BEGIN
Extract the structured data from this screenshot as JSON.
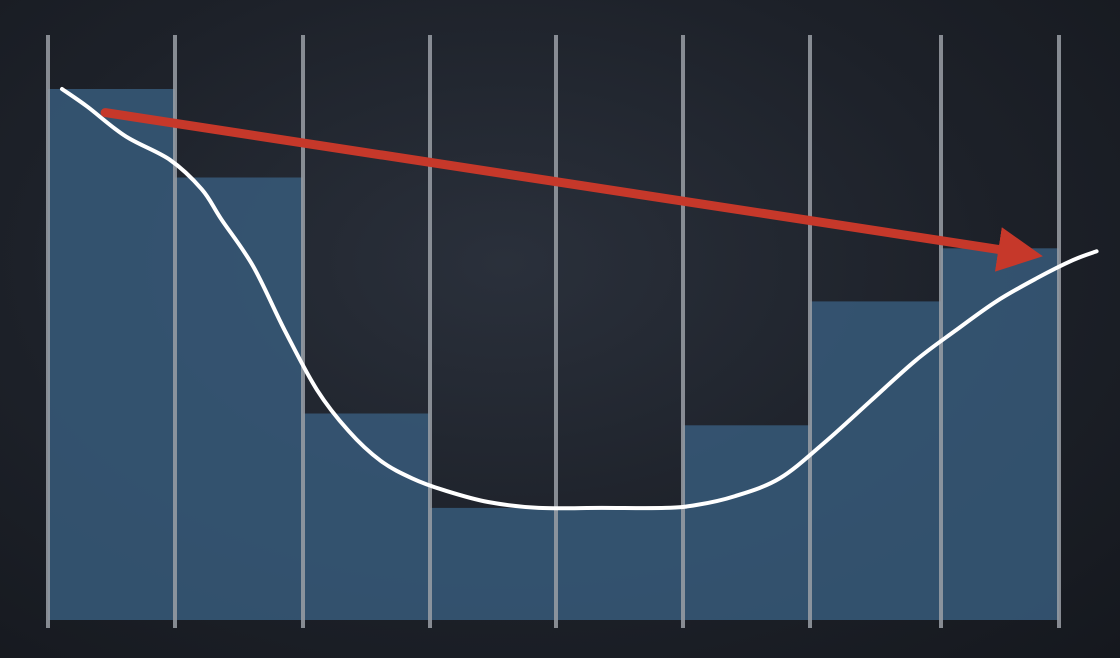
{
  "chart_data": {
    "type": "bar",
    "title": "",
    "xlabel": "",
    "ylabel": "",
    "grid": true,
    "ylim": [
      0,
      100
    ],
    "values": [
      90,
      75,
      35,
      19,
      19,
      33,
      54,
      63
    ],
    "line_series": [
      {
        "x": 0.0,
        "y": 90
      },
      {
        "x": 0.2,
        "y": 87
      },
      {
        "x": 0.5,
        "y": 82
      },
      {
        "x": 0.85,
        "y": 78
      },
      {
        "x": 1.1,
        "y": 73
      },
      {
        "x": 1.25,
        "y": 68
      },
      {
        "x": 1.5,
        "y": 60
      },
      {
        "x": 1.75,
        "y": 49
      },
      {
        "x": 2.0,
        "y": 39
      },
      {
        "x": 2.25,
        "y": 32
      },
      {
        "x": 2.5,
        "y": 27
      },
      {
        "x": 2.75,
        "y": 24
      },
      {
        "x": 3.0,
        "y": 22
      },
      {
        "x": 3.35,
        "y": 20
      },
      {
        "x": 3.75,
        "y": 19
      },
      {
        "x": 4.25,
        "y": 19
      },
      {
        "x": 4.75,
        "y": 19
      },
      {
        "x": 5.0,
        "y": 19.5
      },
      {
        "x": 5.3,
        "y": 21
      },
      {
        "x": 5.65,
        "y": 24
      },
      {
        "x": 6.0,
        "y": 30
      },
      {
        "x": 6.35,
        "y": 37
      },
      {
        "x": 6.7,
        "y": 44
      },
      {
        "x": 7.0,
        "y": 49
      },
      {
        "x": 7.35,
        "y": 54
      },
      {
        "x": 7.7,
        "y": 58
      },
      {
        "x": 8.0,
        "y": 61
      },
      {
        "x": 8.2,
        "y": 62.5
      }
    ],
    "trend_arrow": {
      "from": {
        "x": 0.45,
        "y": 86
      },
      "to": {
        "x": 7.75,
        "y": 62
      }
    },
    "colors": {
      "bar": "#375a7a",
      "gridline": "#9a9fa6",
      "line": "#ffffff",
      "arrow": "#c6382a"
    }
  }
}
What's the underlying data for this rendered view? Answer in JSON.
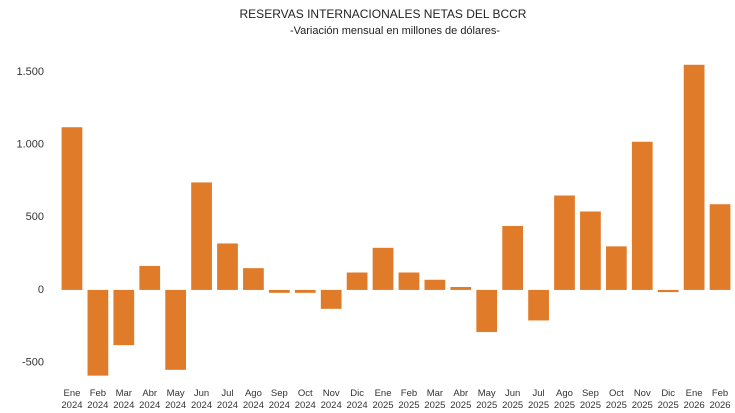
{
  "chart_data": {
    "type": "bar",
    "title": "RESERVAS INTERNACIONALES NETAS DEL BCCR",
    "subtitle": "-Variación mensual en millones de dólares-",
    "categories": [
      "Ene 2024",
      "Feb 2024",
      "Mar 2024",
      "Abr 2024",
      "May 2024",
      "Jun 2024",
      "Jul 2024",
      "Ago 2024",
      "Sep 2024",
      "Oct 2024",
      "Nov 2024",
      "Dic 2024",
      "Ene 2025",
      "Feb 2025",
      "Mar 2025",
      "Abr 2025",
      "May 2025",
      "Jun 2025",
      "Jul 2025",
      "Ago 2025",
      "Sep 2025",
      "Oct 2025",
      "Nov 2025",
      "Dic 2025",
      "Ene 2026",
      "Feb 2026"
    ],
    "values": [
      1120,
      -590,
      -380,
      165,
      -550,
      740,
      320,
      150,
      -20,
      -20,
      -130,
      120,
      290,
      120,
      70,
      20,
      -290,
      440,
      -210,
      650,
      540,
      300,
      1020,
      -15,
      1550,
      590
    ],
    "color": "#e07b2a",
    "ylim": [
      -620,
      1620
    ],
    "yticks": [
      -500,
      0,
      500,
      {
        "value": 1000,
        "label": "1.000"
      },
      {
        "value": 1500,
        "label": "1.500"
      }
    ],
    "grid": false
  }
}
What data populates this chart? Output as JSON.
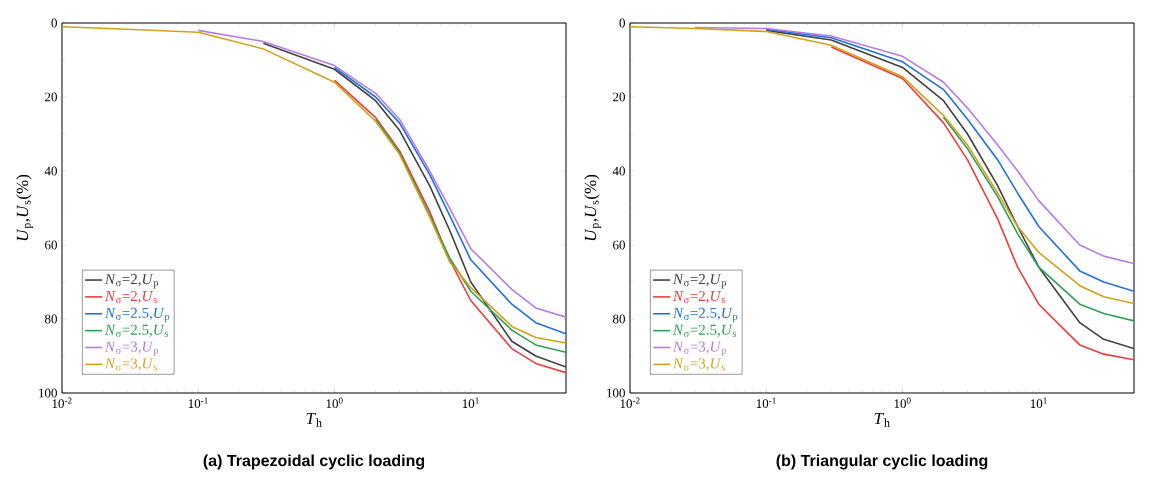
END
### REQUIREMENTS
Pull every line containing "this" out of the records.

### ANSWER
Extract the structured data from this screenshot as JSON.
What's the underlying data for this rendered view? Answer in JSON.
What data populates this chart? Output as JSON.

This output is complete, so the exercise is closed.